==== Source records

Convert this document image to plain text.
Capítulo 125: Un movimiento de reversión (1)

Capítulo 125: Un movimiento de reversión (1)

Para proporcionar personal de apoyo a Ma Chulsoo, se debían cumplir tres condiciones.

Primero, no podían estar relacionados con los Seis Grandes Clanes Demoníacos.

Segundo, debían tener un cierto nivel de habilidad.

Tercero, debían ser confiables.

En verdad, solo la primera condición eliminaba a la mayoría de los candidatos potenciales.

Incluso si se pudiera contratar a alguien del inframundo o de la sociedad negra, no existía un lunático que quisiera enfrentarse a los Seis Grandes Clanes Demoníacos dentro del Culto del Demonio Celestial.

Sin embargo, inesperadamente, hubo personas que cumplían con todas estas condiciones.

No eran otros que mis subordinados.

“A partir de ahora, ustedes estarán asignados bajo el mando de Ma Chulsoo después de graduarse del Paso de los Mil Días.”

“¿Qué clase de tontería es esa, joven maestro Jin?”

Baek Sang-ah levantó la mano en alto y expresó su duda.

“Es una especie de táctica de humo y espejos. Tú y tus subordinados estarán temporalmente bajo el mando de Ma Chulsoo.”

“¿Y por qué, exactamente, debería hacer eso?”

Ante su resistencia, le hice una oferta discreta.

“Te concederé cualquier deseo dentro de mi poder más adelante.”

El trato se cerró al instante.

========

◆ **Challenge**
Give every line of the material again, exactly as it reads.

◆ **Reply**
Convert this document image to plain text.
Capítulo 125: Un movimiento de reversión (1)

Capítulo 125: Un movimiento de reversión (1)

Para proporcionar personal de apoyo a Ma Chulsoo, se debían cumplir tres condiciones.

Primero, no podían estar relacionados con los Seis Grandes Clanes Demoníacos.

Segundo, debían tener un cierto nivel de habilidad.

Tercero, debían ser confiables.

En verdad, solo la primera condición eliminaba a la mayoría de los candidatos potenciales.

Incluso si se pudiera contratar a alguien del inframundo o de la sociedad negra, no existía un lunático que quisiera enfrentarse a los Seis Grandes Clanes Demoníacos dentro del Culto del Demonio Celestial.

Sin embargo, inesperadamente, hubo personas que cumplían con todas estas condiciones.

No eran otros que mis subordinados.

“A partir de ahora, ustedes estarán asignados bajo el mando de Ma Chulsoo después de graduarse del Paso de los Mil Días.”

“¿Qué clase de tontería es esa, joven maestro Jin?”

Baek Sang-ah levantó la mano en alto y expresó su duda.

“Es una especie de táctica de humo y espejos. Tú y tus subordinados estarán temporalmente bajo el mando de Ma Chulsoo.”

“¿Y por qué, exactamente, debería hacer eso?”

Ante su resistencia, le hice una oferta discreta.

“Te concederé cualquier deseo dentro de mi poder más adelante.”

El trato se cerró al instante.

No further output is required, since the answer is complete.